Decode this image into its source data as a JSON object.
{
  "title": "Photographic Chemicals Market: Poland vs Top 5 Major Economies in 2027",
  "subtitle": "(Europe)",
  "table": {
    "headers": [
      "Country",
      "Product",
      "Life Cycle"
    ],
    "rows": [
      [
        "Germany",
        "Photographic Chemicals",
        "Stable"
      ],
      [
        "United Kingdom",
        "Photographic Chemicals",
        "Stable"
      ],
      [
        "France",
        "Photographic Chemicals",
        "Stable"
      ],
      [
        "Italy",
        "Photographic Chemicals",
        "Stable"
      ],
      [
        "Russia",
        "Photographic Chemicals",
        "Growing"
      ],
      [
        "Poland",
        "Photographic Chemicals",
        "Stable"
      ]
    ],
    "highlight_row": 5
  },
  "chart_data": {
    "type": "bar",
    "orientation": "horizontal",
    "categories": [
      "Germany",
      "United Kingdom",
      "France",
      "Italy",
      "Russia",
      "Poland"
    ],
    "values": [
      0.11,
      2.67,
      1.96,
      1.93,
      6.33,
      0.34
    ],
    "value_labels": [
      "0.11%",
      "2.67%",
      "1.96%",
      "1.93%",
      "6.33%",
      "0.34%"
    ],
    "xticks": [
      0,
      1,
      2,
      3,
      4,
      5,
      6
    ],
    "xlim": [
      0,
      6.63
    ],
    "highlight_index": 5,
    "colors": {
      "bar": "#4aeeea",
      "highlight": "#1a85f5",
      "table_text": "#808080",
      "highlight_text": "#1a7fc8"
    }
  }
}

- - - - -

● **SET EXERCISE**: Copy out all of the records shown above exactly.

● **EXERCISE SOLUTION**:
Decode this image into its source data as a JSON object.
{
  "title": "Photographic Chemicals Market: Poland vs Top 5 Major Economies in 2027",
  "subtitle": "(Europe)",
  "table": {
    "headers": [
      "Country",
      "Product",
      "Life Cycle"
    ],
    "rows": [
      [
        "Germany",
        "Photographic Chemicals",
        "Stable"
      ],
      [
        "United Kingdom",
        "Photographic Chemicals",
        "Stable"
      ],
      [
        "France",
        "Photographic Chemicals",
        "Stable"
      ],
      [
        "Italy",
        "Photographic Chemicals",
        "Stable"
      ],
      [
        "Russia",
        "Photographic Chemicals",
        "Growing"
      ],
      [
        "Poland",
        "Photographic Chemicals",
        "Stable"
      ]
    ],
    "highlight_row": 5
  },
  "chart_data": {
    "type": "bar",
    "orientation": "horizontal",
    "categories": [
      "Germany",
      "United Kingdom",
      "France",
      "Italy",
      "Russia",
      "Poland"
    ],
    "values": [
      0.11,
      2.67,
      1.96,
      1.93,
      6.33,
      0.34
    ],
    "value_labels": [
      "0.11%",
      "2.67%",
      "1.96%",
      "1.93%",
      "6.33%",
      "0.34%"
    ],
    "xticks": [
      0,
      1,
      2,
      3,
      4,
      5,
      6
    ],
    "xlim": [
      0,
      6.63
    ],
    "highlight_index": 5,
    "colors": {
      "bar": "#4aeeea",
      "highlight": "#1a85f5",
      "table_text": "#808080",
      "highlight_text": "#1a7fc8"
    }
  }
}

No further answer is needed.